▶ **Description of the task**: Find every line in the records that holds the string "biểu". Copy each one.

▶ **Supplied material**:

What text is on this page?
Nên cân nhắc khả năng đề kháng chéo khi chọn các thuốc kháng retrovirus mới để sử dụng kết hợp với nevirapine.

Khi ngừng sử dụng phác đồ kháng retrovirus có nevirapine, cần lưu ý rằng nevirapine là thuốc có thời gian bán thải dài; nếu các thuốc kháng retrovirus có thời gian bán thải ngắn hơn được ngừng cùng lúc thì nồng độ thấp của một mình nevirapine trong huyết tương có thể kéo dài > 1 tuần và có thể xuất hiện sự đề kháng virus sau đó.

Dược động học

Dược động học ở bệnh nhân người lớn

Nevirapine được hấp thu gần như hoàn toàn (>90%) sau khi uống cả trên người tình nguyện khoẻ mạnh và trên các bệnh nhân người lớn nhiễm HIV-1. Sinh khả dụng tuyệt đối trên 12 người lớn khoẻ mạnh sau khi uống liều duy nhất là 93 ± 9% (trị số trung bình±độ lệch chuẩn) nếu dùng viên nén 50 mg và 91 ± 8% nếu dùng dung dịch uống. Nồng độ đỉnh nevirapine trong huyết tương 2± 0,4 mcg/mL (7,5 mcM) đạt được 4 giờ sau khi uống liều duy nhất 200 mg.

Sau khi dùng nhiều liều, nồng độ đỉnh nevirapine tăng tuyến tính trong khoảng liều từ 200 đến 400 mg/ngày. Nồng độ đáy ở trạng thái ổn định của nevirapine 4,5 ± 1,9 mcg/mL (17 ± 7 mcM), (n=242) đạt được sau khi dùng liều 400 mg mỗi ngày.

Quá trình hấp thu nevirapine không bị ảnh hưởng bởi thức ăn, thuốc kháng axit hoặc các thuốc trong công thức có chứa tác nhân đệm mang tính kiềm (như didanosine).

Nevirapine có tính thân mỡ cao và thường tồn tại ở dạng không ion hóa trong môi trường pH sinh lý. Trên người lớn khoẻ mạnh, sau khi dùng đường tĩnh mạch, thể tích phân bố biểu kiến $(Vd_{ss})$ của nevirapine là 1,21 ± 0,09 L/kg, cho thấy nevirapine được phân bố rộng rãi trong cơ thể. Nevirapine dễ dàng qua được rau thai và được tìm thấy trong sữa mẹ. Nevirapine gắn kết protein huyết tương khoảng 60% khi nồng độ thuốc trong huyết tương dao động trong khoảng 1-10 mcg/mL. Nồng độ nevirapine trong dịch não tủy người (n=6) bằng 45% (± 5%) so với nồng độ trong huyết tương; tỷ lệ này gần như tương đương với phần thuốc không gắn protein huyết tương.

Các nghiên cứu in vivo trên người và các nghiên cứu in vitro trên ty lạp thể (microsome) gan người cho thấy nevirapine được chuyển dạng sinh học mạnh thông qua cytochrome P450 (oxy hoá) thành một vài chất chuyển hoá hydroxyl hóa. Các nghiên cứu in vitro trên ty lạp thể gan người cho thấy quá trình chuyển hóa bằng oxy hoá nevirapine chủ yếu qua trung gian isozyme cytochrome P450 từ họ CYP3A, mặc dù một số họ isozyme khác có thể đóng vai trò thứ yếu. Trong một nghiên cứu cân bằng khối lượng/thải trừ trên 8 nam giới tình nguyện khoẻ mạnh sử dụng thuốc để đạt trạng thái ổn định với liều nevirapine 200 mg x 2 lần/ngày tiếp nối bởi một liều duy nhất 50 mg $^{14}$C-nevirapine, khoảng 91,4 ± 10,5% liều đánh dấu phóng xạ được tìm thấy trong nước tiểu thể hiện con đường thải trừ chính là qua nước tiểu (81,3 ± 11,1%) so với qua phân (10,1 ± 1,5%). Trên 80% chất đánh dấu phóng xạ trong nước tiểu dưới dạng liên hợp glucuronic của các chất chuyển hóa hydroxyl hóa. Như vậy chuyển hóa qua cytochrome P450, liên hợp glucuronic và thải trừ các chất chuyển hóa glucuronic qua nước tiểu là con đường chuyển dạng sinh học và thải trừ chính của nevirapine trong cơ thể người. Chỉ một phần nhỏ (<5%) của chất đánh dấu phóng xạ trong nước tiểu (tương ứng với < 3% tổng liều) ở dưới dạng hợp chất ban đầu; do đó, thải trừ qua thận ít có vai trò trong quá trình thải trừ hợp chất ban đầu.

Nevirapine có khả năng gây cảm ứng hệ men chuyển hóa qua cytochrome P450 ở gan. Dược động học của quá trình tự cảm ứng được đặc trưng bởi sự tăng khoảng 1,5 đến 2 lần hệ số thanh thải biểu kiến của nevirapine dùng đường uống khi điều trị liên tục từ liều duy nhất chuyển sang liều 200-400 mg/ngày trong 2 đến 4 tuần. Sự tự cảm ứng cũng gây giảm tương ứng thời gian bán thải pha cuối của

▶ **Answer area**:
Nevirapine có tính thân mỡ cao và thường tồn tại ở dạng không ion hóa trong môi trường pH sinh lý. Trên người lớn khoẻ mạnh, sau khi dùng đường tĩnh mạch, thể tích phân bố biểu kiến $(Vd_{ss})$ của nevirapine là 1,21 ± 0,09 L/kg, cho thấy nevirapine được phân bố rộng rãi trong cơ thể. Nevirapine dễ dàng qua được rau thai và được tìm thấy trong sữa mẹ. Nevirapine gắn kết protein huyết tương khoảng 60% khi nồng độ thuốc trong huyết tương dao động trong khoảng 1-10 mcg/mL. Nồng độ nevirapine trong dịch não tủy người (n=6) bằng 45% (± 5%) so với nồng độ trong huyết tương; tỷ lệ này gần như tương đương với phần thuốc không gắn protein huyết tương.
Nevirapine có khả năng gây cảm ứng hệ men chuyển hóa qua cytochrome P450 ở gan. Dược động học của quá trình tự cảm ứng được đặc trưng bởi sự tăng khoảng 1,5 đến 2 lần hệ số thanh thải biểu kiến của nevirapine dùng đường uống khi điều trị liên tục từ liều duy nhất chuyển sang liều 200-400 mg/ngày trong 2 đến 4 tuần. Sự tự cảm ứng cũng gây giảm tương ứng thời gian bán thải pha cuối của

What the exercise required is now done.